◆ Dataset entries:
****************************************

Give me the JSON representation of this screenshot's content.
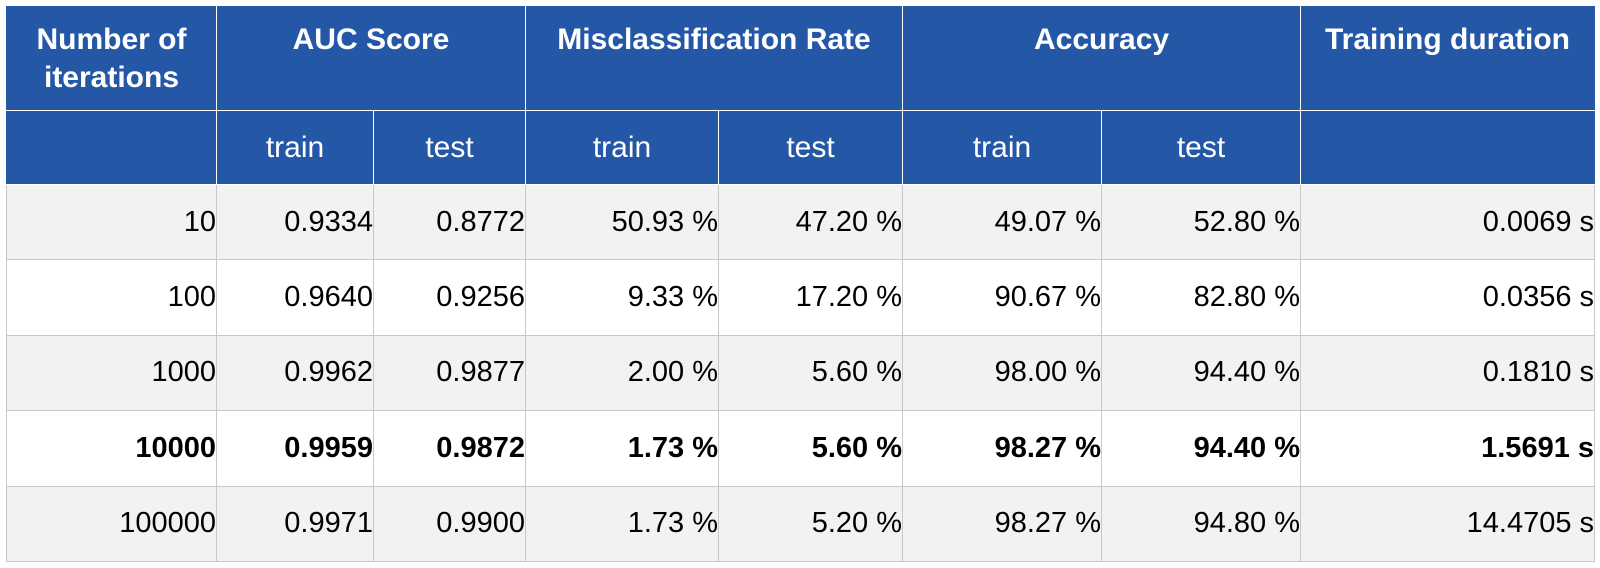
{
  "table": {
    "headers": {
      "iterations": "Number of iterations",
      "auc": "AUC Score",
      "misclass": "Misclassification Rate",
      "accuracy": "Accuracy",
      "duration": "Training duration"
    },
    "subheaders": [
      "train",
      "test",
      "train",
      "test",
      "train",
      "test"
    ],
    "rows": [
      {
        "iterations": "10",
        "auc_train": "0.9334",
        "auc_test": "0.8772",
        "mis_train": "50.93 %",
        "mis_test": "47.20 %",
        "acc_train": "49.07 %",
        "acc_test": "52.80 %",
        "duration": "0.0069 s",
        "bold": false
      },
      {
        "iterations": "100",
        "auc_train": "0.9640",
        "auc_test": "0.9256",
        "mis_train": "9.33 %",
        "mis_test": "17.20 %",
        "acc_train": "90.67 %",
        "acc_test": "82.80 %",
        "duration": "0.0356 s",
        "bold": false
      },
      {
        "iterations": "1000",
        "auc_train": "0.9962",
        "auc_test": "0.9877",
        "mis_train": "2.00 %",
        "mis_test": "5.60 %",
        "acc_train": "98.00 %",
        "acc_test": "94.40 %",
        "duration": "0.1810 s",
        "bold": false
      },
      {
        "iterations": "10000",
        "auc_train": "0.9959",
        "auc_test": "0.9872",
        "mis_train": "1.73 %",
        "mis_test": "5.60 %",
        "acc_train": "98.27 %",
        "acc_test": "94.40 %",
        "duration": "1.5691 s",
        "bold": true
      },
      {
        "iterations": "100000",
        "auc_train": "0.9971",
        "auc_test": "0.9900",
        "mis_train": "1.73 %",
        "mis_test": "5.20 %",
        "acc_train": "98.27 %",
        "acc_test": "94.80 %",
        "duration": "14.4705 s",
        "bold": false
      }
    ]
  }
}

****************************************

◆ Task details: Leave out the pictures and copy the rest of the material above exactly.

◆ Result below:
Give me the JSON representation of this screenshot's content.
{
  "table": {
    "headers": {
      "iterations": "Number of iterations",
      "auc": "AUC Score",
      "misclass": "Misclassification Rate",
      "accuracy": "Accuracy",
      "duration": "Training duration"
    },
    "subheaders": [
      "train",
      "test",
      "train",
      "test",
      "train",
      "test"
    ],
    "rows": [
      {
        "iterations": "10",
        "auc_train": "0.9334",
        "auc_test": "0.8772",
        "mis_train": "50.93 %",
        "mis_test": "47.20 %",
        "acc_train": "49.07 %",
        "acc_test": "52.80 %",
        "duration": "0.0069 s",
        "bold": false
      },
      {
        "iterations": "100",
        "auc_train": "0.9640",
        "auc_test": "0.9256",
        "mis_train": "9.33 %",
        "mis_test": "17.20 %",
        "acc_train": "90.67 %",
        "acc_test": "82.80 %",
        "duration": "0.0356 s",
        "bold": false
      },
      {
        "iterations": "1000",
        "auc_train": "0.9962",
        "auc_test": "0.9877",
        "mis_train": "2.00 %",
        "mis_test": "5.60 %",
        "acc_train": "98.00 %",
        "acc_test": "94.40 %",
        "duration": "0.1810 s",
        "bold": false
      },
      {
        "iterations": "10000",
        "auc_train": "0.9959",
        "auc_test": "0.9872",
        "mis_train": "1.73 %",
        "mis_test": "5.60 %",
        "acc_train": "98.27 %",
        "acc_test": "94.40 %",
        "duration": "1.5691 s",
        "bold": true
      },
      {
        "iterations": "100000",
        "auc_train": "0.9971",
        "auc_test": "0.9900",
        "mis_train": "1.73 %",
        "mis_test": "5.20 %",
        "acc_train": "98.27 %",
        "acc_test": "94.80 %",
        "duration": "14.4705 s",
        "bold": false
      }
    ]
  }
}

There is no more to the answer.